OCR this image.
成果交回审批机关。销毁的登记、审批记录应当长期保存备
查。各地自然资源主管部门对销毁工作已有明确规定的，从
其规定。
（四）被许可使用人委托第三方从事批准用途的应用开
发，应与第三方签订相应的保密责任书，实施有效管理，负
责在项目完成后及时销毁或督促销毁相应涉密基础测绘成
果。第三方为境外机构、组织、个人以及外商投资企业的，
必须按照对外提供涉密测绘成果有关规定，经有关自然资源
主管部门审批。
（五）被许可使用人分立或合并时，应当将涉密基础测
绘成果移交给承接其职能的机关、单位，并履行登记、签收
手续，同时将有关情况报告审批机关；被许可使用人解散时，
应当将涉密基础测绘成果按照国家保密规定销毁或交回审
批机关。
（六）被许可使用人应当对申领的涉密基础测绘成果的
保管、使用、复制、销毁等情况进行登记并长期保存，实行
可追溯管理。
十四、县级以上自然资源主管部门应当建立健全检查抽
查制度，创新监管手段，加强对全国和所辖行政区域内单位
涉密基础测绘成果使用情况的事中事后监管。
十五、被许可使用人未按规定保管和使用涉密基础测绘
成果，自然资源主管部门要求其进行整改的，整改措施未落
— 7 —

*GOAL*:
Write out the whole listing exactly.

*ANSWER TO THIS EXERCISE*:
OCR this image.
成果交回审批机关。销毁的登记、审批记录应当长期保存备
查。各地自然资源主管部门对销毁工作已有明确规定的，从
其规定。
（四）被许可使用人委托第三方从事批准用途的应用开
发，应与第三方签订相应的保密责任书，实施有效管理，负
责在项目完成后及时销毁或督促销毁相应涉密基础测绘成
果。第三方为境外机构、组织、个人以及外商投资企业的，
必须按照对外提供涉密测绘成果有关规定，经有关自然资源
主管部门审批。
（五）被许可使用人分立或合并时，应当将涉密基础测
绘成果移交给承接其职能的机关、单位，并履行登记、签收
手续，同时将有关情况报告审批机关；被许可使用人解散时，
应当将涉密基础测绘成果按照国家保密规定销毁或交回审
批机关。
（六）被许可使用人应当对申领的涉密基础测绘成果的
保管、使用、复制、销毁等情况进行登记并长期保存，实行
可追溯管理。
十四、县级以上自然资源主管部门应当建立健全检查抽
查制度，创新监管手段，加强对全国和所辖行政区域内单位
涉密基础测绘成果使用情况的事中事后监管。
十五、被许可使用人未按规定保管和使用涉密基础测绘
成果，自然资源主管部门要求其进行整改的，整改措施未落
— 7 —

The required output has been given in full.